* Exercise material:
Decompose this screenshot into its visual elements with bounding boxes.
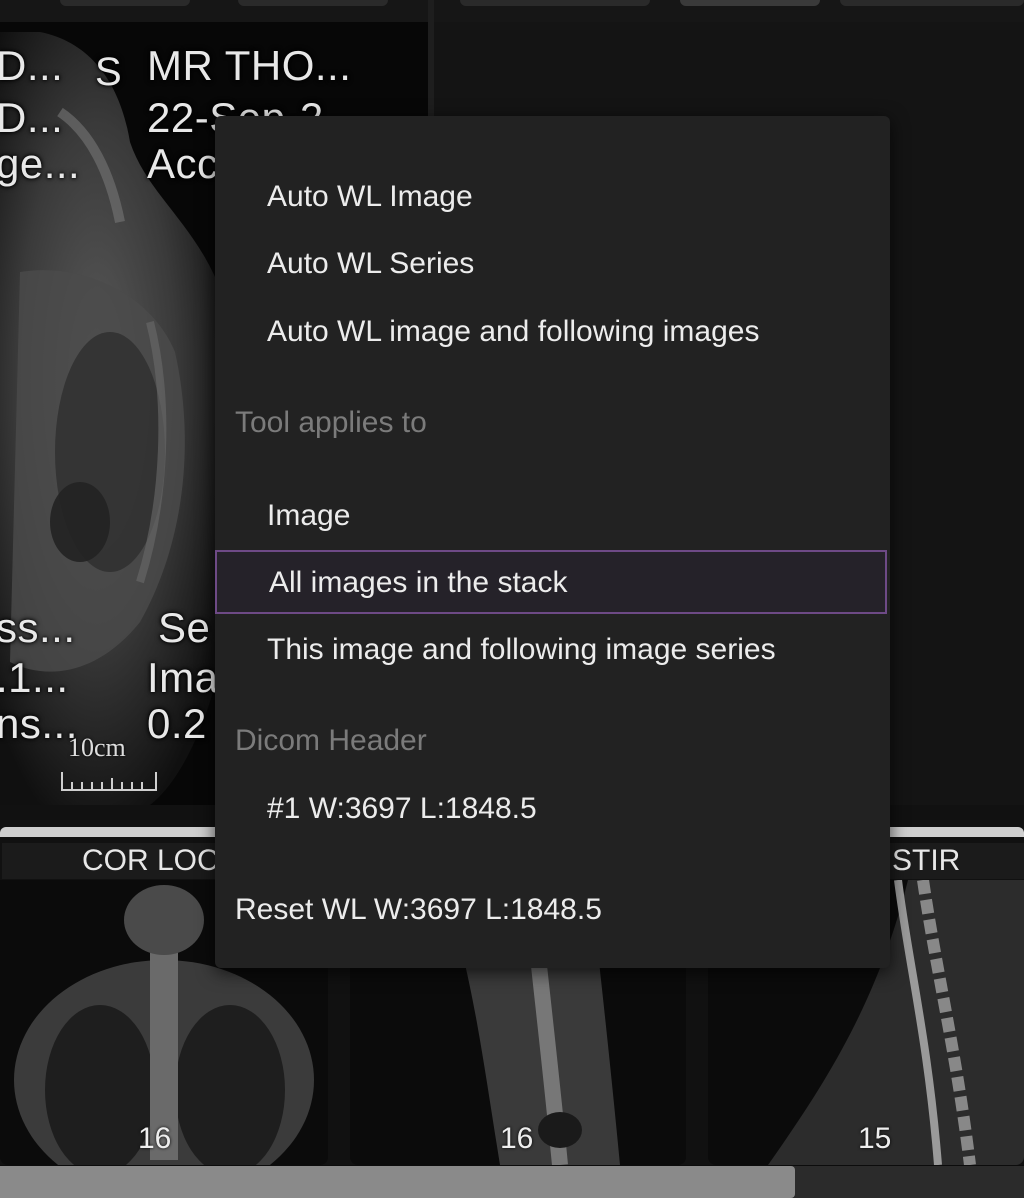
overlay-text-left: ns... (0, 700, 78, 747)
window-level-context-menu: Auto WL Image Auto WL Series Auto WL ima… (215, 116, 890, 968)
menu-item-dicom-preset[interactable]: #1 W:3697 L:1848.5 (267, 792, 537, 826)
thumbnail-image-count: 16 (138, 1122, 172, 1155)
menu-section-header: Dicom Header (235, 724, 427, 757)
toolbar-tab[interactable] (238, 0, 388, 6)
toolbar-tab[interactable] (680, 0, 820, 6)
thumbnail-image-count: 15 (858, 1122, 892, 1155)
overlay-text-right: 0.2 (147, 700, 207, 747)
orientation-marker: S (95, 50, 123, 94)
toolbar-tab[interactable] (60, 0, 190, 6)
menu-item-auto-wl-series[interactable]: Auto WL Series (267, 247, 474, 281)
toolbar-tab[interactable] (840, 0, 1024, 6)
overlay-text-right: Se (158, 604, 211, 651)
menu-item-scope-image[interactable]: Image (267, 499, 350, 533)
overlay-text-left: ge... (0, 140, 81, 187)
menu-item-auto-wl-image[interactable]: Auto WL Image (267, 180, 473, 214)
menu-item-label: All images in the stack (269, 566, 568, 599)
overlay-text-right: Ima (147, 654, 219, 701)
scale-ruler-icon (61, 772, 157, 791)
overlay-text-left: .1... (0, 654, 69, 701)
top-toolbar-strip (0, 0, 1024, 22)
overlay-text-right: Acc (147, 140, 219, 187)
menu-section-header: Tool applies to (235, 406, 427, 439)
scrollbar-thumb[interactable] (0, 1166, 795, 1198)
scale-label: 10cm (68, 733, 126, 762)
overlay-text-left: ss... (0, 604, 76, 651)
overlay-text-left: D... (0, 94, 64, 141)
menu-item-scope-stack[interactable]: All images in the stack (215, 550, 887, 614)
overlay-text-left: D... (0, 42, 64, 89)
thumbnail-image-count: 16 (500, 1122, 534, 1155)
overlay-text-right: MR THO... (147, 42, 352, 89)
menu-item-reset-wl[interactable]: Reset WL W:3697 L:1848.5 (235, 893, 602, 927)
menu-item-scope-following-series[interactable]: This image and following image series (267, 633, 776, 667)
menu-item-auto-wl-following[interactable]: Auto WL image and following images (267, 315, 759, 349)
toolbar-tab[interactable] (460, 0, 650, 6)
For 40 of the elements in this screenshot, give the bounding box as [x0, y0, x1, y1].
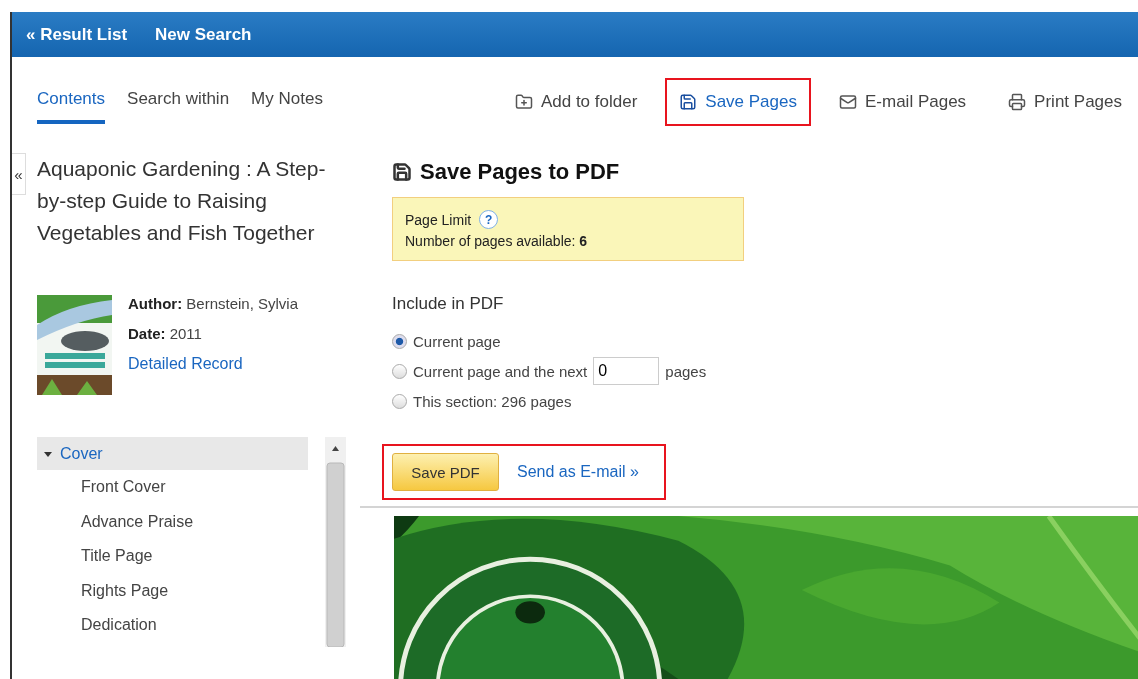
notice-title: Page Limit: [405, 211, 472, 228]
radio-button[interactable]: [392, 333, 407, 349]
book-title: Aquaponic Gardening : A Step-by-step Guide to Raising Vegetables and Fish Together: [37, 156, 327, 246]
date: Date: 2011: [128, 325, 203, 342]
toc-item[interactable]: Title Page: [37, 539, 308, 574]
nav-link[interactable]: New Search: [155, 24, 252, 45]
section-label: Include in PDF: [392, 294, 505, 314]
folder-icon: [514, 93, 533, 111]
detailed-record-link[interactable]: Detailed Record: [128, 355, 299, 373]
toolbar-action[interactable]: Save Pages: [665, 78, 811, 126]
toc-item[interactable]: Dedication: [37, 608, 308, 643]
option-label: pages: [665, 362, 707, 380]
toolbar-action[interactable]: Print Pages: [994, 78, 1136, 126]
option-label: This section: 296 pages: [413, 392, 572, 410]
toc-item[interactable]: Rights Page: [37, 573, 308, 608]
save-pdf-button[interactable]: Save PDF: [392, 453, 499, 491]
panel-title: Save Pages to PDF: [420, 159, 620, 185]
envelope-icon: [839, 93, 857, 111]
caret-icon: [44, 449, 52, 458]
option-label: Current page: [413, 332, 501, 350]
tab[interactable]: Search within: [127, 89, 230, 124]
toc-item[interactable]: Advance Praise: [37, 504, 308, 539]
collapse-button[interactable]: «: [12, 153, 26, 195]
toolbar-action[interactable]: Add to folder: [500, 78, 652, 126]
toc-item[interactable]: Front Cover: [37, 470, 308, 505]
author: Author: Bernstein, Sylvia: [128, 295, 299, 312]
radio-button[interactable]: [392, 363, 407, 379]
toc-section[interactable]: Cover: [37, 437, 308, 470]
page-count-field[interactable]: 0: [593, 357, 660, 385]
notice-text: Number of pages available: 6: [405, 233, 589, 249]
radio-button[interactable]: [392, 393, 407, 409]
tab[interactable]: My Notes: [251, 89, 323, 124]
printer-icon: [1008, 93, 1027, 111]
send-email-link[interactable]: Send as E-mail »: [517, 463, 639, 481]
nav-link[interactable]: « Result List: [26, 24, 128, 45]
toolbar-action[interactable]: E-mail Pages: [825, 78, 981, 126]
scrollbar[interactable]: [325, 437, 346, 647]
tab[interactable]: Contents: [37, 89, 106, 124]
help-icon[interactable]: ?: [479, 210, 499, 229]
option-label: Current page and the next: [413, 362, 588, 380]
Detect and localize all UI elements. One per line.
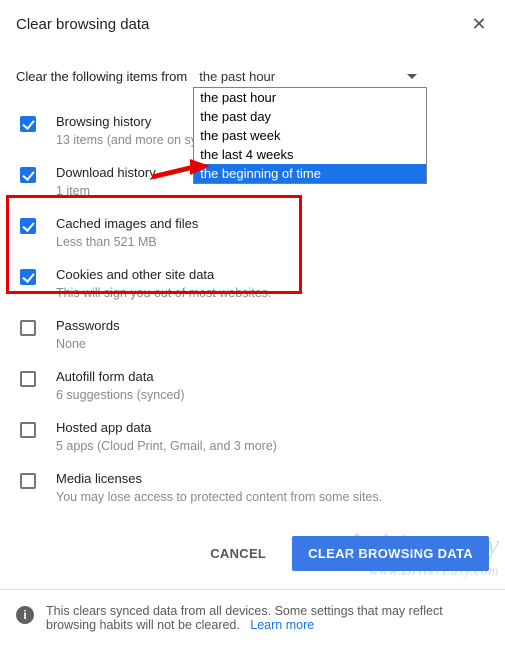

* Exercise: Copy all of the lines above word for word, without the pictures.

* Worked answer:
Decompose this screenshot into its visual elements with bounding boxes.
overlay-text-left: ns... (0, 700, 78, 747)
window-level-context-menu: Auto WL Image Auto WL Series Auto WL ima… (215, 116, 890, 968)
menu-item-dicom-preset[interactable]: #1 W:3697 L:1848.5 (267, 792, 537, 826)
thumbnail-image-count: 16 (138, 1122, 172, 1155)
menu-section-header: Dicom Header (235, 724, 427, 757)
toolbar-tab[interactable] (238, 0, 388, 6)
toolbar-tab[interactable] (680, 0, 820, 6)
thumbnail-image-count: 15 (858, 1122, 892, 1155)
overlay-text-right: 0.2 (147, 700, 207, 747)
orientation-marker: S (95, 50, 123, 94)
toolbar-tab[interactable] (60, 0, 190, 6)
menu-item-auto-wl-series[interactable]: Auto WL Series (267, 247, 474, 281)
toolbar-tab[interactable] (840, 0, 1024, 6)
overlay-text-right: Se (158, 604, 211, 651)
menu-item-scope-image[interactable]: Image (267, 499, 350, 533)
overlay-text-left: ge... (0, 140, 81, 187)
menu-item-auto-wl-image[interactable]: Auto WL Image (267, 180, 473, 214)
menu-item-label: All images in the stack (269, 566, 568, 599)
overlay-text-right: Ima (147, 654, 219, 701)
scale-ruler-icon (61, 772, 157, 791)
overlay-text-left: .1... (0, 654, 69, 701)
top-toolbar-strip (0, 0, 1024, 22)
overlay-text-right: Acc (147, 140, 219, 187)
menu-section-header: Tool applies to (235, 406, 427, 439)
scrollbar-thumb[interactable] (0, 1166, 795, 1198)
scale-label: 10cm (68, 733, 126, 762)
overlay-text-left: ss... (0, 604, 76, 651)
overlay-text-left: D... (0, 94, 64, 141)
menu-item-scope-stack[interactable]: All images in the stack (215, 550, 887, 614)
overlay-text-left: D... (0, 42, 64, 89)
thumbnail-image-count: 16 (500, 1122, 534, 1155)
overlay-text-right: MR THO... (147, 42, 352, 89)
menu-item-reset-wl[interactable]: Reset WL W:3697 L:1848.5 (235, 893, 602, 927)
menu-item-scope-following-series[interactable]: This image and following image series (267, 633, 776, 667)
menu-item-auto-wl-following[interactable]: Auto WL image and following images (267, 315, 759, 349)
toolbar-tab[interactable] (460, 0, 650, 6)
For 40 of the elements in this screenshot, give the bounding box as [x0, y0, x1, y1].
notice-title: Page Limit: [405, 211, 472, 228]
radio-button[interactable]: [392, 333, 407, 349]
book-title: Aquaponic Gardening : A Step-by-step Guide to Raising Vegetables and Fish Together: [37, 156, 327, 246]
date: Date: 2011: [128, 325, 203, 342]
toc-item[interactable]: Title Page: [37, 539, 308, 574]
nav-link[interactable]: New Search: [155, 24, 252, 45]
section-label: Include in PDF: [392, 294, 505, 314]
folder-icon: [514, 93, 533, 111]
detailed-record-link[interactable]: Detailed Record: [128, 355, 299, 373]
toolbar-action[interactable]: Save Pages: [665, 78, 811, 126]
toc-item[interactable]: Dedication: [37, 608, 308, 643]
option-label: pages: [665, 362, 707, 380]
toolbar-action[interactable]: Print Pages: [994, 78, 1136, 126]
option-label: This section: 296 pages: [413, 392, 572, 410]
toc-item[interactable]: Rights Page: [37, 573, 308, 608]
save-pdf-button[interactable]: Save PDF: [392, 453, 499, 491]
panel-title: Save Pages to PDF: [420, 159, 620, 185]
envelope-icon: [839, 93, 857, 111]
caret-icon: [44, 449, 52, 458]
option-label: Current page: [413, 332, 501, 350]
tab[interactable]: Search within: [127, 89, 230, 124]
toc-item[interactable]: Advance Praise: [37, 504, 308, 539]
collapse-button[interactable]: «: [12, 153, 26, 195]
toolbar-action[interactable]: Add to folder: [500, 78, 652, 126]
toc-item[interactable]: Front Cover: [37, 470, 308, 505]
author: Author: Bernstein, Sylvia: [128, 295, 299, 312]
radio-button[interactable]: [392, 363, 407, 379]
toc-section[interactable]: Cover: [37, 437, 308, 470]
page-count-field[interactable]: 0: [593, 357, 660, 385]
notice-text: Number of pages available: 6: [405, 233, 589, 249]
radio-button[interactable]: [392, 393, 407, 409]
tab[interactable]: My Notes: [251, 89, 323, 124]
printer-icon: [1008, 93, 1027, 111]
send-email-link[interactable]: Send as E-mail »: [517, 463, 639, 481]
nav-link[interactable]: « Result List: [26, 24, 128, 45]
toolbar-action[interactable]: E-mail Pages: [825, 78, 981, 126]
scrollbar[interactable]: [325, 437, 346, 647]
tab[interactable]: Contents: [37, 89, 106, 124]
help-icon[interactable]: ?: [479, 210, 499, 229]
option-label: Current page and the next: [413, 362, 588, 380]
Detect and localize all UI elements. One per line.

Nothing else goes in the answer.